- [EXERCISE INSTRUCTIONS] Copy the data that follows exactly. Include no pictures.

--- start of DATA LISTING ---

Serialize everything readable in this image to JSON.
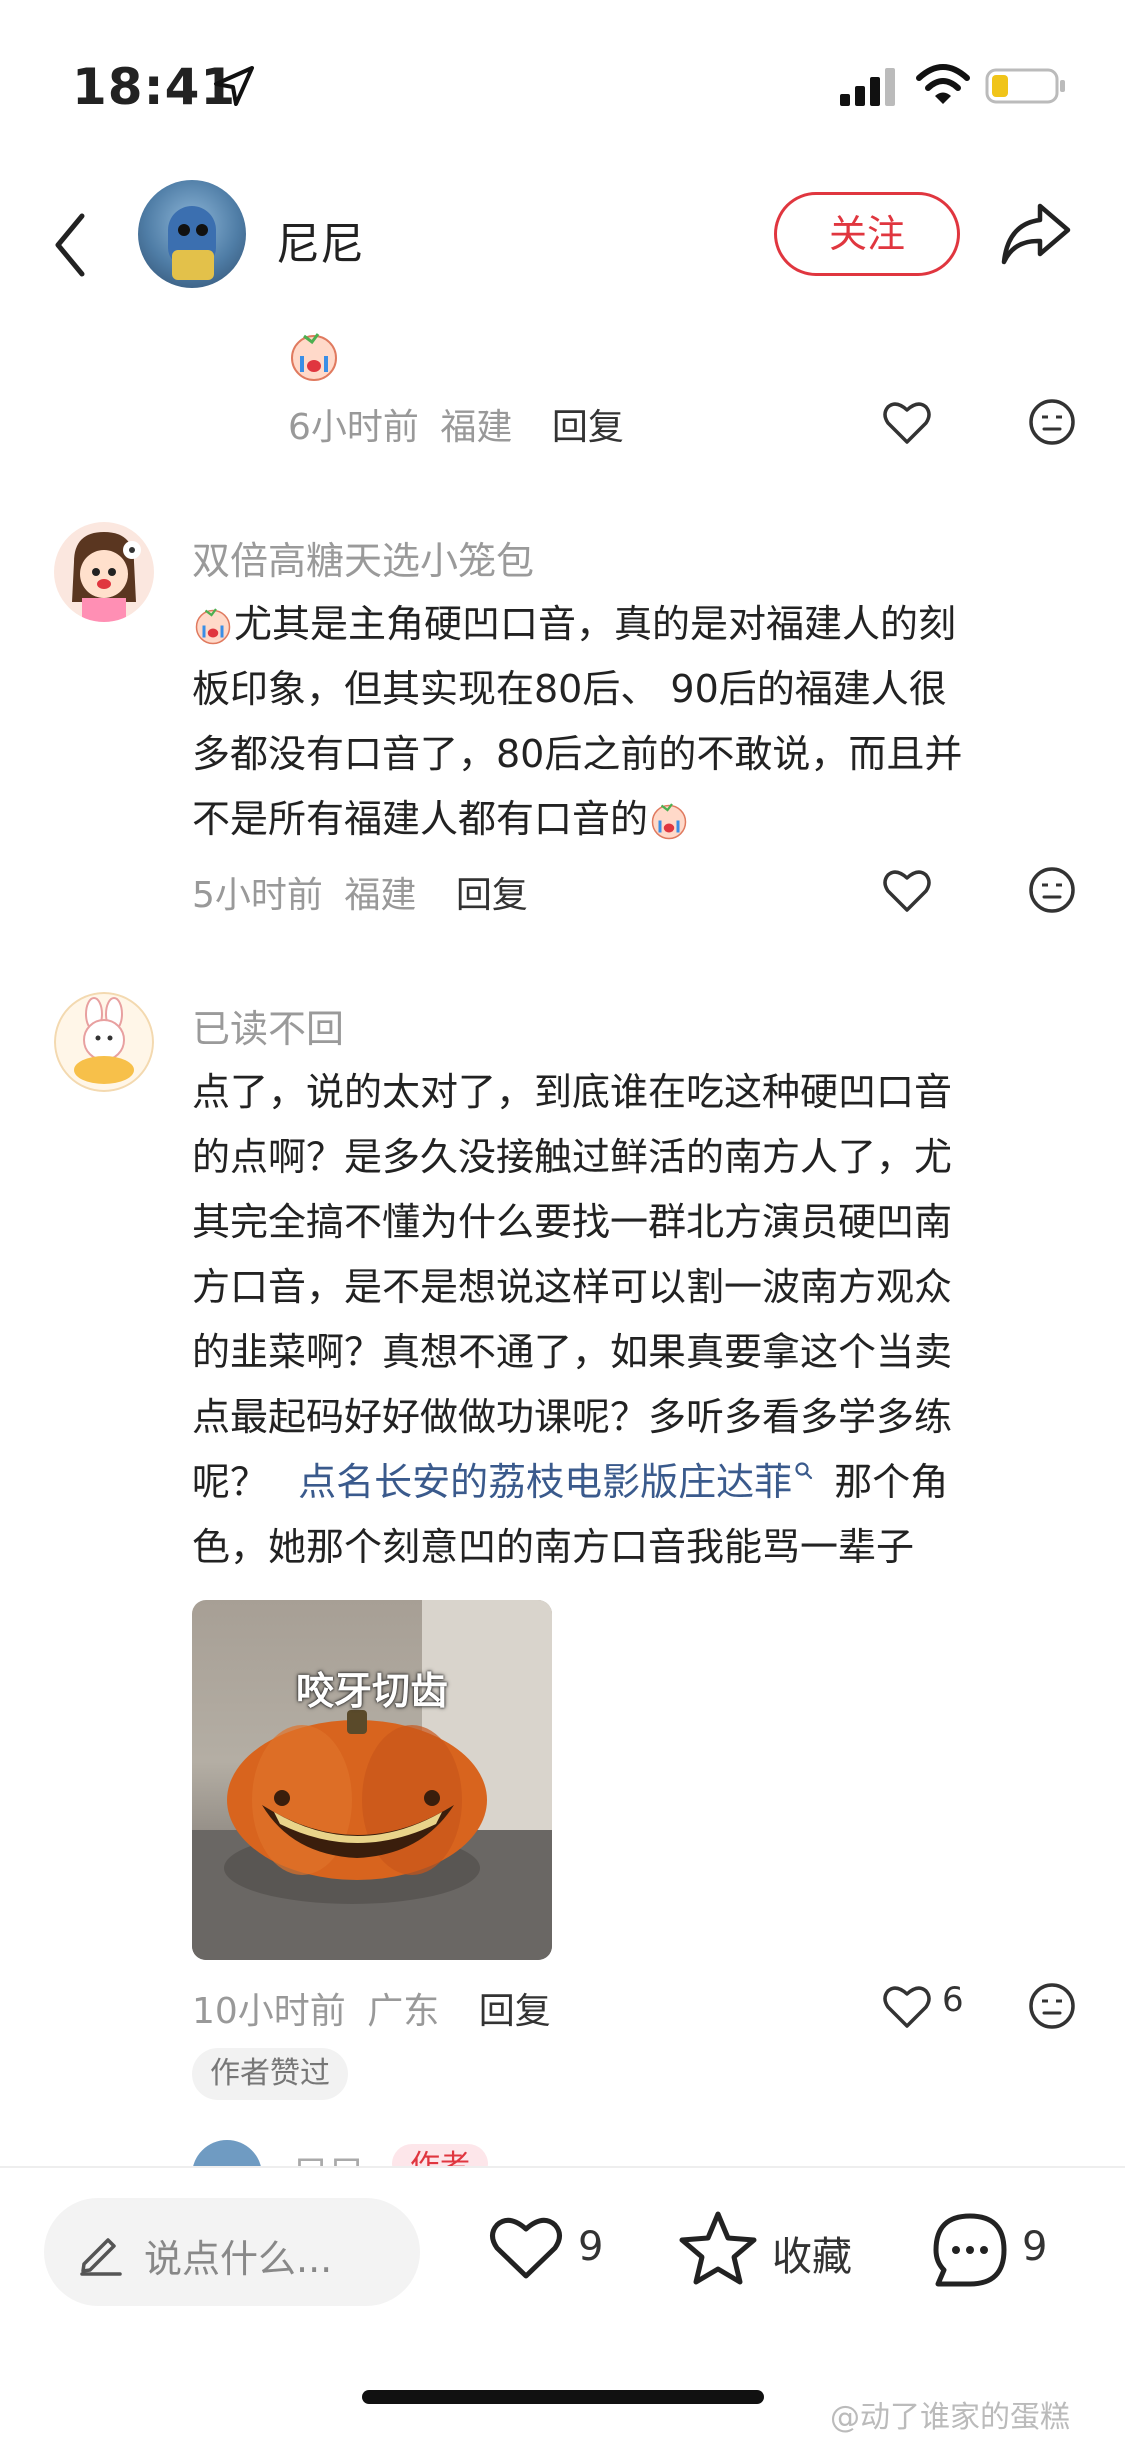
{
  "status_bar": {
    "time": "18:41"
  },
  "header": {
    "name": "尼尼",
    "follow_label": "关注"
  },
  "comment0": {
    "meta_time": "6小时前",
    "meta_loc": "福建",
    "reply": "回复"
  },
  "comment1": {
    "username": "双倍高糖天选小笼包",
    "text": "尤其是主角硬凹口音，真的是对福建人的刻板印象，但其实现在80后、 90后的福建人很多都没有口音了，80后之前的不敢说，而且并不是所有福建人都有口音的",
    "lines": [
      "尤其是主角硬凹口音，真的是对福建人的刻",
      "板印象，但其实现在80后、 90后的福建人很",
      "多都没有口音了，80后之前的不敢说，而且并",
      "不是所有福建人都有口音的"
    ],
    "meta_time": "5小时前",
    "meta_loc": "福建",
    "reply": "回复"
  },
  "comment2": {
    "username": "已读不回",
    "lines": [
      "点了，说的太对了，到底谁在吃这种硬凹口音",
      "的点啊？是多久没接触过鲜活的南方人了，尤",
      "其完全搞不懂为什么要找一群北方演员硬凹南",
      "方口音，是不是想说这样可以割一波南方观众",
      "的韭菜啊？真想不通了，如果真要拿这个当卖",
      "点最起码好好做做功课呢？多听多看多学多练",
      "呢？",
      "那个角",
      "色，她那个刻意凹的南方口音我能骂一辈子"
    ],
    "link": "点名长安的荔枝电影版庄达菲",
    "image_caption": "咬牙切齿",
    "meta_time": "10小时前",
    "meta_loc": "广东",
    "reply": "回复",
    "like_count": "6",
    "author_liked": "作者赞过"
  },
  "peek": {
    "name": "尼尼",
    "badge": "作者"
  },
  "bottom_bar": {
    "input_placeholder": "说点什么...",
    "like_count": "9",
    "collect_label": "收藏",
    "comment_count": "9"
  },
  "watermark": "@动了谁家的蛋糕"
}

--- end of DATA LISTING ---

- [EXPECTED ANSWER]
Serialize everything readable in this image to JSON.
{
  "status_bar": {
    "time": "18:41"
  },
  "header": {
    "name": "尼尼",
    "follow_label": "关注"
  },
  "comment0": {
    "meta_time": "6小时前",
    "meta_loc": "福建",
    "reply": "回复"
  },
  "comment1": {
    "username": "双倍高糖天选小笼包",
    "text": "尤其是主角硬凹口音，真的是对福建人的刻板印象，但其实现在80后、 90后的福建人很多都没有口音了，80后之前的不敢说，而且并不是所有福建人都有口音的",
    "lines": [
      "尤其是主角硬凹口音，真的是对福建人的刻",
      "板印象，但其实现在80后、 90后的福建人很",
      "多都没有口音了，80后之前的不敢说，而且并",
      "不是所有福建人都有口音的"
    ],
    "meta_time": "5小时前",
    "meta_loc": "福建",
    "reply": "回复"
  },
  "comment2": {
    "username": "已读不回",
    "lines": [
      "点了，说的太对了，到底谁在吃这种硬凹口音",
      "的点啊？是多久没接触过鲜活的南方人了，尤",
      "其完全搞不懂为什么要找一群北方演员硬凹南",
      "方口音，是不是想说这样可以割一波南方观众",
      "的韭菜啊？真想不通了，如果真要拿这个当卖",
      "点最起码好好做做功课呢？多听多看多学多练",
      "呢？",
      "那个角",
      "色，她那个刻意凹的南方口音我能骂一辈子"
    ],
    "link": "点名长安的荔枝电影版庄达菲",
    "image_caption": "咬牙切齿",
    "meta_time": "10小时前",
    "meta_loc": "广东",
    "reply": "回复",
    "like_count": "6",
    "author_liked": "作者赞过"
  },
  "peek": {
    "name": "尼尼",
    "badge": "作者"
  },
  "bottom_bar": {
    "input_placeholder": "说点什么...",
    "like_count": "9",
    "collect_label": "收藏",
    "comment_count": "9"
  },
  "watermark": "@动了谁家的蛋糕"
}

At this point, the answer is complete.